Report the count of lines below that include "label", without any other text.

>> begin

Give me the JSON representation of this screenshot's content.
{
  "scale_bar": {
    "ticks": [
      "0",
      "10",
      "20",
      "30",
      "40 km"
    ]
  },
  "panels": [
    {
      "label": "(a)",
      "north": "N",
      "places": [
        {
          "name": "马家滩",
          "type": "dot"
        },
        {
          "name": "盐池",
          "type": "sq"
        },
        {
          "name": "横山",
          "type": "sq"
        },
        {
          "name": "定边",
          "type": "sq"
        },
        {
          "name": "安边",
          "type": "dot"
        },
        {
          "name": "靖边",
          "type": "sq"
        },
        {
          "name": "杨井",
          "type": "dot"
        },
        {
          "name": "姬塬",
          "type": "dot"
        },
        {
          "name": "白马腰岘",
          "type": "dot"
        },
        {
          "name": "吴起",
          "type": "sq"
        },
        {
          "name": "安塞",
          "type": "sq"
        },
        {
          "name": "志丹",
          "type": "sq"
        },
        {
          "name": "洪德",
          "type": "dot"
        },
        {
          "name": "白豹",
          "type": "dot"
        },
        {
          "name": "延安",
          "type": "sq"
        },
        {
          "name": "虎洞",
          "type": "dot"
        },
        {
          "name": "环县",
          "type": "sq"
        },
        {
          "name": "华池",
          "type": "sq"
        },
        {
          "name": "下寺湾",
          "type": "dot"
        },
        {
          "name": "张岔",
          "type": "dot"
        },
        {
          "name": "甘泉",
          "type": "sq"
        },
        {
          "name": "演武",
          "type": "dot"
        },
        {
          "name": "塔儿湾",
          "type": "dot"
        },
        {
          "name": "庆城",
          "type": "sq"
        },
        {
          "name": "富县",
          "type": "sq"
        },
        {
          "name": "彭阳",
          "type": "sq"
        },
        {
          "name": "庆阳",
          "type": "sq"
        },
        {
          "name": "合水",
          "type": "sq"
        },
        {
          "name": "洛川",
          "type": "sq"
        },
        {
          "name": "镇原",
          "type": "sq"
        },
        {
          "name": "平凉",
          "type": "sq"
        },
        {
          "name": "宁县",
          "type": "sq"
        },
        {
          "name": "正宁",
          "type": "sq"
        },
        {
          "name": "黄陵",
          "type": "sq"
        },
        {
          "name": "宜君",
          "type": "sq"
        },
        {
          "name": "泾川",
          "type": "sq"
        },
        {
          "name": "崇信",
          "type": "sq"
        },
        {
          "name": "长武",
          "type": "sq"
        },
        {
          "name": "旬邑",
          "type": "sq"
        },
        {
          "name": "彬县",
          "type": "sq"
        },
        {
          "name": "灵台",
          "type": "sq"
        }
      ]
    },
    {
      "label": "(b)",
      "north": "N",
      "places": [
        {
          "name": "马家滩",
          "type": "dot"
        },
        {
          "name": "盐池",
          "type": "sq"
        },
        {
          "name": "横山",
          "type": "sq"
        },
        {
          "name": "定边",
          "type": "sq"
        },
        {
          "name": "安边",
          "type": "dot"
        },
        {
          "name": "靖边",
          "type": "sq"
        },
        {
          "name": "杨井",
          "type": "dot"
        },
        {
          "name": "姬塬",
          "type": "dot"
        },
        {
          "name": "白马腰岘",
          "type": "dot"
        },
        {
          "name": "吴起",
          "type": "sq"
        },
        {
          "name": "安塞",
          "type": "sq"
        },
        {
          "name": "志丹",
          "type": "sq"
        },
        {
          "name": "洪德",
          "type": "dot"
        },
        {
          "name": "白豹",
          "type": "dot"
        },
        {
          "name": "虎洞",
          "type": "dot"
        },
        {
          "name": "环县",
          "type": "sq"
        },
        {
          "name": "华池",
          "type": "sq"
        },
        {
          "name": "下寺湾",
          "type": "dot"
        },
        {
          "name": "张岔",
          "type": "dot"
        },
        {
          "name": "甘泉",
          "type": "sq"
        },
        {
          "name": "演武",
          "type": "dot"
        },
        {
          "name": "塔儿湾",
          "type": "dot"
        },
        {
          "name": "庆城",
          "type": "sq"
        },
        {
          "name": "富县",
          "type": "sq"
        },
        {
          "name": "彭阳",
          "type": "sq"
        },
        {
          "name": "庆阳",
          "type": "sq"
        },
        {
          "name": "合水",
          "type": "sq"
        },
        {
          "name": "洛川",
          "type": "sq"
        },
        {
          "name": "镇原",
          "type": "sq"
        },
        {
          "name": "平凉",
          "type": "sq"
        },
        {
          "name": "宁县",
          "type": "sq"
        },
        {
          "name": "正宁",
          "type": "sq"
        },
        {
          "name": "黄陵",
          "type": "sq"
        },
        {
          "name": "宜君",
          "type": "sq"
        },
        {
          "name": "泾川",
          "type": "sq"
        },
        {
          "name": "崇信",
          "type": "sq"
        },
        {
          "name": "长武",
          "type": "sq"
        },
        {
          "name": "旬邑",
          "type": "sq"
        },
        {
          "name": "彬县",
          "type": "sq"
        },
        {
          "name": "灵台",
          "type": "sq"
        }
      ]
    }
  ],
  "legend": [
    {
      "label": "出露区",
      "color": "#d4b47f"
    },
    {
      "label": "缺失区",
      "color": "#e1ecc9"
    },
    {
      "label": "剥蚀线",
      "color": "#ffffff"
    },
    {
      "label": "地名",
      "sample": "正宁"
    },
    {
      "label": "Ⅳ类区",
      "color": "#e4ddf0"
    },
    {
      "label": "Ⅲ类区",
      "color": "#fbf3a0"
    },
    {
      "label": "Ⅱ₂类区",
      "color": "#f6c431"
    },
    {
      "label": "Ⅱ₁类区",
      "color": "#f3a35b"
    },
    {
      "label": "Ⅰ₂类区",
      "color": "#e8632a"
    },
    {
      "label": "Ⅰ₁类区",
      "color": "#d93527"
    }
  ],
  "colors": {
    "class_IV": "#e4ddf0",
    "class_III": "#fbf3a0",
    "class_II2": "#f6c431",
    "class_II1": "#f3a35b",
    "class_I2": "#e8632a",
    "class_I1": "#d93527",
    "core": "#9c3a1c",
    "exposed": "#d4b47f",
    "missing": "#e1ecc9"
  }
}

>> end

## RESULT OF THE TASK:
12